_SUPPLIED RECORDS_

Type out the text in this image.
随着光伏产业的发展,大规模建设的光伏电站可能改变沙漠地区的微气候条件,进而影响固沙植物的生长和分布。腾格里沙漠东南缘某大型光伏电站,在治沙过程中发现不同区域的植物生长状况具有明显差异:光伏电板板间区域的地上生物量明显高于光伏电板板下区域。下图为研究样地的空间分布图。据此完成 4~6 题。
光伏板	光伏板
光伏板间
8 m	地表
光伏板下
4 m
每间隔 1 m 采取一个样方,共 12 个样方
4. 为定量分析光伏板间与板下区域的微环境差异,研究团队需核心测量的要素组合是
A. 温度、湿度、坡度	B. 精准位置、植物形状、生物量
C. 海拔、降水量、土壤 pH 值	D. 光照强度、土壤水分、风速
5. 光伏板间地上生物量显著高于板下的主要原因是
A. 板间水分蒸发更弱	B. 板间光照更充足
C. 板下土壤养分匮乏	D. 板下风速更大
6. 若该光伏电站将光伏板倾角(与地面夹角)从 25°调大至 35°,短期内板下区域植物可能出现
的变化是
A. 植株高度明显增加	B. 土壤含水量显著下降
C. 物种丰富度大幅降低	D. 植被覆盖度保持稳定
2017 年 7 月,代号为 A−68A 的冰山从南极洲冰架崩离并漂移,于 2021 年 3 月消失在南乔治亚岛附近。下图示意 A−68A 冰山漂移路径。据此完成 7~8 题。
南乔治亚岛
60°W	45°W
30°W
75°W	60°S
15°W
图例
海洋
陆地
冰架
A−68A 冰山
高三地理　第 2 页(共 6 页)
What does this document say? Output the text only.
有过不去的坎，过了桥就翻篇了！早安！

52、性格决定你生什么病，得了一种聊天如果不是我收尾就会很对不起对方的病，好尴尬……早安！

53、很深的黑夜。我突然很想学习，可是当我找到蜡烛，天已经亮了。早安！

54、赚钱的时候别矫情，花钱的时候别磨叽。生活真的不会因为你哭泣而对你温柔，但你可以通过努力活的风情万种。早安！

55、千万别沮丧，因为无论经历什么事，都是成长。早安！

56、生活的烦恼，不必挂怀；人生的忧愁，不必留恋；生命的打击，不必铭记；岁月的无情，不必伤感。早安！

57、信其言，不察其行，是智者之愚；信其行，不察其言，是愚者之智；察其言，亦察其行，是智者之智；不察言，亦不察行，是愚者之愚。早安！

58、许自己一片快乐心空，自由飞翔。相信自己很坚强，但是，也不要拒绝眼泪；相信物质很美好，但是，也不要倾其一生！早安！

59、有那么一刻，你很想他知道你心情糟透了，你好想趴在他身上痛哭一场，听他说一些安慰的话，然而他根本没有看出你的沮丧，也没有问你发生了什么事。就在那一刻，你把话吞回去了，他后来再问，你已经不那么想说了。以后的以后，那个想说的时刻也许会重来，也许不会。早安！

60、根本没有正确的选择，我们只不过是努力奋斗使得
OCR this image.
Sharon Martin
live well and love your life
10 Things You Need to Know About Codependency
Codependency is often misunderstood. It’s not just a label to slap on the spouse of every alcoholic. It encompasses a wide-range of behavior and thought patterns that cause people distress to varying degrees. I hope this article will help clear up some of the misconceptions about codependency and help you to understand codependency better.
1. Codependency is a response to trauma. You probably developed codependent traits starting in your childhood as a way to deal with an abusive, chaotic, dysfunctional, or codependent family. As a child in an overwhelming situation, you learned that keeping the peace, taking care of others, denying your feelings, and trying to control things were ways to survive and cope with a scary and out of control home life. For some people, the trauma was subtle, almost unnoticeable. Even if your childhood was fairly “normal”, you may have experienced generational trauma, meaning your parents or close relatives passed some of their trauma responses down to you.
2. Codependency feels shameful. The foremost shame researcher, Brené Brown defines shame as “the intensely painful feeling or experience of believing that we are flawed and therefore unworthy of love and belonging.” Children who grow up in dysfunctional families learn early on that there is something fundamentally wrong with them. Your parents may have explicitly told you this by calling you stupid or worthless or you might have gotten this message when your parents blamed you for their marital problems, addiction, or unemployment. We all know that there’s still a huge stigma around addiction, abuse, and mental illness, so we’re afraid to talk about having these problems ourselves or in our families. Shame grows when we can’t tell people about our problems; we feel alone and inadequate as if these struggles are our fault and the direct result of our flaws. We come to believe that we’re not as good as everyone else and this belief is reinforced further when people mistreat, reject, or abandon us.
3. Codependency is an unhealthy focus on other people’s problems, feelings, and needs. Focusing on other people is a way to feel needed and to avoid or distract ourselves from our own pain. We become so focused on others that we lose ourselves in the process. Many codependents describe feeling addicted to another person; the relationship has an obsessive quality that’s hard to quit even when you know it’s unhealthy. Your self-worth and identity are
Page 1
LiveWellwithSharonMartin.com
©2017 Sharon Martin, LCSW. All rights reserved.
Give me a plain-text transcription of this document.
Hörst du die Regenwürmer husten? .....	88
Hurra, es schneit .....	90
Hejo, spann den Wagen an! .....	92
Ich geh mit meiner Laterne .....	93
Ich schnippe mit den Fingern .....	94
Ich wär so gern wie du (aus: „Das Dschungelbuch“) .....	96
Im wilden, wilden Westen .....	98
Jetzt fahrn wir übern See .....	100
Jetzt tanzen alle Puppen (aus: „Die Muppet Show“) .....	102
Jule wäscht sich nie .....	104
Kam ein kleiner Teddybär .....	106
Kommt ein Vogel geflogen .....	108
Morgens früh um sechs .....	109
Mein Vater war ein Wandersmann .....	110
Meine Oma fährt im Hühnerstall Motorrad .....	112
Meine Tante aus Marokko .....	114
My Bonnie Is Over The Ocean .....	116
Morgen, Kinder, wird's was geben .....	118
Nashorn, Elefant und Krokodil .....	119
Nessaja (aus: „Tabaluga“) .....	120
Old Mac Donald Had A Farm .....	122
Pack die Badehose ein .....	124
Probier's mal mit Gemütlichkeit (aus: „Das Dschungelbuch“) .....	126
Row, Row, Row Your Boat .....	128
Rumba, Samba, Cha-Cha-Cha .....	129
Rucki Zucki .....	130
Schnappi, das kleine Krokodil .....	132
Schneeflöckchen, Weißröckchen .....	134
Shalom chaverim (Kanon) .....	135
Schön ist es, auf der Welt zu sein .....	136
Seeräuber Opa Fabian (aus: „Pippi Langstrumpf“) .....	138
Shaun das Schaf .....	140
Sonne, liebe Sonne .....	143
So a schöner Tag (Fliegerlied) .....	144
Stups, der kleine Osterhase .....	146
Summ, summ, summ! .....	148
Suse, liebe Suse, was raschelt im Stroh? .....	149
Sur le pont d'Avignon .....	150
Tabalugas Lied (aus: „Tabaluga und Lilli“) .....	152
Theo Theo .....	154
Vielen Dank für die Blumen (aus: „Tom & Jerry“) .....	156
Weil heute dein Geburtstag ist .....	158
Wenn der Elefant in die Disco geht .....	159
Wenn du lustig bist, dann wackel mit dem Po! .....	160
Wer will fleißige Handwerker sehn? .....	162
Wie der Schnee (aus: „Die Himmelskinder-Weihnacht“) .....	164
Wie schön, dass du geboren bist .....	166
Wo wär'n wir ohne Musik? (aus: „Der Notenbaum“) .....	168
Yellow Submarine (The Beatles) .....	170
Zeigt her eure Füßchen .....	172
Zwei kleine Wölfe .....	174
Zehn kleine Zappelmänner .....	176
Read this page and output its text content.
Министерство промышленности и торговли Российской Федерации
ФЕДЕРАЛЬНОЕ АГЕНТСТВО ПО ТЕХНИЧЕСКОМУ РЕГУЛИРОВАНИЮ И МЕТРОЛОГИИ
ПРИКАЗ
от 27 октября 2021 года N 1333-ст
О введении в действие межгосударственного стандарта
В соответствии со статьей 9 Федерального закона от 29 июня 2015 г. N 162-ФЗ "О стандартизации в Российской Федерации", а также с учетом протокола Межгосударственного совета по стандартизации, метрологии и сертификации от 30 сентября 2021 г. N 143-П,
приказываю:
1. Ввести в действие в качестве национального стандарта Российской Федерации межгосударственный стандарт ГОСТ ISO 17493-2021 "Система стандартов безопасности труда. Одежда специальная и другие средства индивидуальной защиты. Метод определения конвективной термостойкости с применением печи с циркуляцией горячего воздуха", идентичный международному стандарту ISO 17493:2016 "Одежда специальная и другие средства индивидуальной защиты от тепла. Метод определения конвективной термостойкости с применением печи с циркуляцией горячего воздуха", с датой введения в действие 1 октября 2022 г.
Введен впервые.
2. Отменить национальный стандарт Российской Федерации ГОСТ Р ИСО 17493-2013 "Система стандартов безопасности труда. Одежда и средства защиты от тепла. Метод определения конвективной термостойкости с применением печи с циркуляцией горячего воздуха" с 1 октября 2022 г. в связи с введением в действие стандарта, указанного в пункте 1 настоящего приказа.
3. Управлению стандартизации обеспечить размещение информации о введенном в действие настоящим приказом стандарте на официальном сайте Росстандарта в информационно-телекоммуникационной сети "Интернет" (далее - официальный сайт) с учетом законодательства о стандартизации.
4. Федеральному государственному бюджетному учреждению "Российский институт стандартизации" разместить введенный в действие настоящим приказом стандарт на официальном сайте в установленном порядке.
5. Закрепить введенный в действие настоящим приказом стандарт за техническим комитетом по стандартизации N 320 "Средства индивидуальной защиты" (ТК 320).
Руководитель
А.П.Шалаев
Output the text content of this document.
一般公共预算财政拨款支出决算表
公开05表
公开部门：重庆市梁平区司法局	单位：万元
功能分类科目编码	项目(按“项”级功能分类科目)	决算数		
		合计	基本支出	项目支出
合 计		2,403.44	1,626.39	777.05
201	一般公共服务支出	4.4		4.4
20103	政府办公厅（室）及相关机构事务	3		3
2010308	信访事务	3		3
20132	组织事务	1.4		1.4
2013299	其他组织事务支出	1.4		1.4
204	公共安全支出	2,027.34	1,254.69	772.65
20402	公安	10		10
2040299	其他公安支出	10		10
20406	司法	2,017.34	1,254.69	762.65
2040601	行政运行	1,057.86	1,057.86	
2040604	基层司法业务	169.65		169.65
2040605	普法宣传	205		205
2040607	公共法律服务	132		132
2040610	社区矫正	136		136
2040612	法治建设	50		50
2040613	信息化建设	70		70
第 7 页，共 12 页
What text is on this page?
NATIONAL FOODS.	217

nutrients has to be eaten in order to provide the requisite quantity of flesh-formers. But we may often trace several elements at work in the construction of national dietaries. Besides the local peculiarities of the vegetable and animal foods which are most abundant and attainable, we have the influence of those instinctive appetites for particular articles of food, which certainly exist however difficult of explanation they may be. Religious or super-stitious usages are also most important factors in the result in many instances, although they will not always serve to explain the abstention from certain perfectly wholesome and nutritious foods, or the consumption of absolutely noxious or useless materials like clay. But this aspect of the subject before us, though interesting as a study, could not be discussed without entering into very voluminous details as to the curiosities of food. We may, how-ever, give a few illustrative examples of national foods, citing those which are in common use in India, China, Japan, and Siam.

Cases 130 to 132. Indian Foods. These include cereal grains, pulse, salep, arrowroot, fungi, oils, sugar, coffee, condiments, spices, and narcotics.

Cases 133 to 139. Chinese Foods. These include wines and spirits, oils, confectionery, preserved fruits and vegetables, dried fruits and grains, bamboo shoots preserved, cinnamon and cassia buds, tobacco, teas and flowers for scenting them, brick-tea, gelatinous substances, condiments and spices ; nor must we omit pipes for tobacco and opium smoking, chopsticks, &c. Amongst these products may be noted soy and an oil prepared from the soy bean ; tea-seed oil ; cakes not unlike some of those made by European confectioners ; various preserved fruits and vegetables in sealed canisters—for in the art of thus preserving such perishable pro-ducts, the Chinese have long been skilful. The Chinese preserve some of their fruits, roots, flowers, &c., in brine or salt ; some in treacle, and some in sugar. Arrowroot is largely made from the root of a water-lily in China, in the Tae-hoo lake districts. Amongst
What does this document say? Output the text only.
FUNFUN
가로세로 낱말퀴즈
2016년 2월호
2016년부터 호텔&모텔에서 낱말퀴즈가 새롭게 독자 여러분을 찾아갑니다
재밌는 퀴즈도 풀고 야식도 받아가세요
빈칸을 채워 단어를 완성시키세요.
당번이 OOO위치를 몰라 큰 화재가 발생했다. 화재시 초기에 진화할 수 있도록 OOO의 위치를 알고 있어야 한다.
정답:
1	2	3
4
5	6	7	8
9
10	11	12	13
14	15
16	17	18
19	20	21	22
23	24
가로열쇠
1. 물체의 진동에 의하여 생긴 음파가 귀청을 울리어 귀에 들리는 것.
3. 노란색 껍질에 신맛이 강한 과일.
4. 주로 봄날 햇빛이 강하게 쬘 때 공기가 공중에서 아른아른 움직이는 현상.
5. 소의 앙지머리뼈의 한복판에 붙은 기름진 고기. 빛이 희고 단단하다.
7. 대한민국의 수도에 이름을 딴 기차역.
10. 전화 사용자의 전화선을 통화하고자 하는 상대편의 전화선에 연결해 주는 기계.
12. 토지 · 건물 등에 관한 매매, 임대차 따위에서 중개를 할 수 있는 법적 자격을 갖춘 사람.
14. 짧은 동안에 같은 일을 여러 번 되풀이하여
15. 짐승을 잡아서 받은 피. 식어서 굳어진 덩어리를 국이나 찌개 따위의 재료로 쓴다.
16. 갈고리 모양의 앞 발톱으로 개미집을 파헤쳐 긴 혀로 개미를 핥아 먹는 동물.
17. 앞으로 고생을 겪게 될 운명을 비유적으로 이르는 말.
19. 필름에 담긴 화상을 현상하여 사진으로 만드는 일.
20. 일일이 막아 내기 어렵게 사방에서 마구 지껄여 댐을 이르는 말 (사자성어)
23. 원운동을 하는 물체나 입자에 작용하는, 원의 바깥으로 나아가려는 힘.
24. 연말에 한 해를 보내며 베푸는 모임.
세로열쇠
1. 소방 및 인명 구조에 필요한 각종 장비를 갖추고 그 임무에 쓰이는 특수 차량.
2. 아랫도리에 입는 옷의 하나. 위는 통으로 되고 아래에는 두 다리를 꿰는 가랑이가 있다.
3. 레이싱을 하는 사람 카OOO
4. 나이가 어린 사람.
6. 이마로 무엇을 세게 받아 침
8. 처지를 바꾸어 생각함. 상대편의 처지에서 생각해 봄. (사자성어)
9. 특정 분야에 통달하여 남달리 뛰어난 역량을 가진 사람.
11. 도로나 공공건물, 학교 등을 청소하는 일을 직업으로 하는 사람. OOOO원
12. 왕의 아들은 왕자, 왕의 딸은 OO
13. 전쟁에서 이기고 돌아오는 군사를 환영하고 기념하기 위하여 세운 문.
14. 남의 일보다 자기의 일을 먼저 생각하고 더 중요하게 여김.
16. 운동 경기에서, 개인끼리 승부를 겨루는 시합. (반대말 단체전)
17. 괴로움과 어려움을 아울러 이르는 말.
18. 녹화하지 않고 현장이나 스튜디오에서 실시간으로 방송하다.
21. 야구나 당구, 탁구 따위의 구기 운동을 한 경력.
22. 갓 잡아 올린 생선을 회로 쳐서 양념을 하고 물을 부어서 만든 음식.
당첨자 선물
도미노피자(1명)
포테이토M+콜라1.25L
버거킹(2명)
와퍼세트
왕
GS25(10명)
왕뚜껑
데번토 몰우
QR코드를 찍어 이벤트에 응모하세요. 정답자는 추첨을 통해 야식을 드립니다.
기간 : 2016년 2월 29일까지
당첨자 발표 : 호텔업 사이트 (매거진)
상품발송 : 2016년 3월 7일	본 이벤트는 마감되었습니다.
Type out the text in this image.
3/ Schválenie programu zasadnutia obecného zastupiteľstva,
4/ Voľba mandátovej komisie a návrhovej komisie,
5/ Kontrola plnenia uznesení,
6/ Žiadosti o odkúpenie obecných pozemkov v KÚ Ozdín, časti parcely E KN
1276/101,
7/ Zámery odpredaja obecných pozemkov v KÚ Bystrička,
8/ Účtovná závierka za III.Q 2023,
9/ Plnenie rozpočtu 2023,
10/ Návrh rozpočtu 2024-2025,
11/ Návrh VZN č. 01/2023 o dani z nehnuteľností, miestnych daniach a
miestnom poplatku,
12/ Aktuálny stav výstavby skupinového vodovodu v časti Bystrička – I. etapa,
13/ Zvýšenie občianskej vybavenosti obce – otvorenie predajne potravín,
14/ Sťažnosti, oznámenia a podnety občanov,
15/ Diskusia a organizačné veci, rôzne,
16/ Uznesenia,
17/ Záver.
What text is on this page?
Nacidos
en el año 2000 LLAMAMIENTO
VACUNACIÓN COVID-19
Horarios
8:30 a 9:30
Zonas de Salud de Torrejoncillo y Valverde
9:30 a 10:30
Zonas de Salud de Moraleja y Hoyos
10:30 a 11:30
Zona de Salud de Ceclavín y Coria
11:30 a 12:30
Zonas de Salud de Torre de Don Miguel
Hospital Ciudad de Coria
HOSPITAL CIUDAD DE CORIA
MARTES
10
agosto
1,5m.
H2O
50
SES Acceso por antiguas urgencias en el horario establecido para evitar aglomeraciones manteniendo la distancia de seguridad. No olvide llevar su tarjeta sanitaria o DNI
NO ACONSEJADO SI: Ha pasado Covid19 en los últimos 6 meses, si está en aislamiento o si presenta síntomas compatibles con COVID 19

_WHAT THE EXERCISE ASKS_
The word "Salud" may turn up on some lines of these records; say how many, with no other words.

_TASK RESULT_
4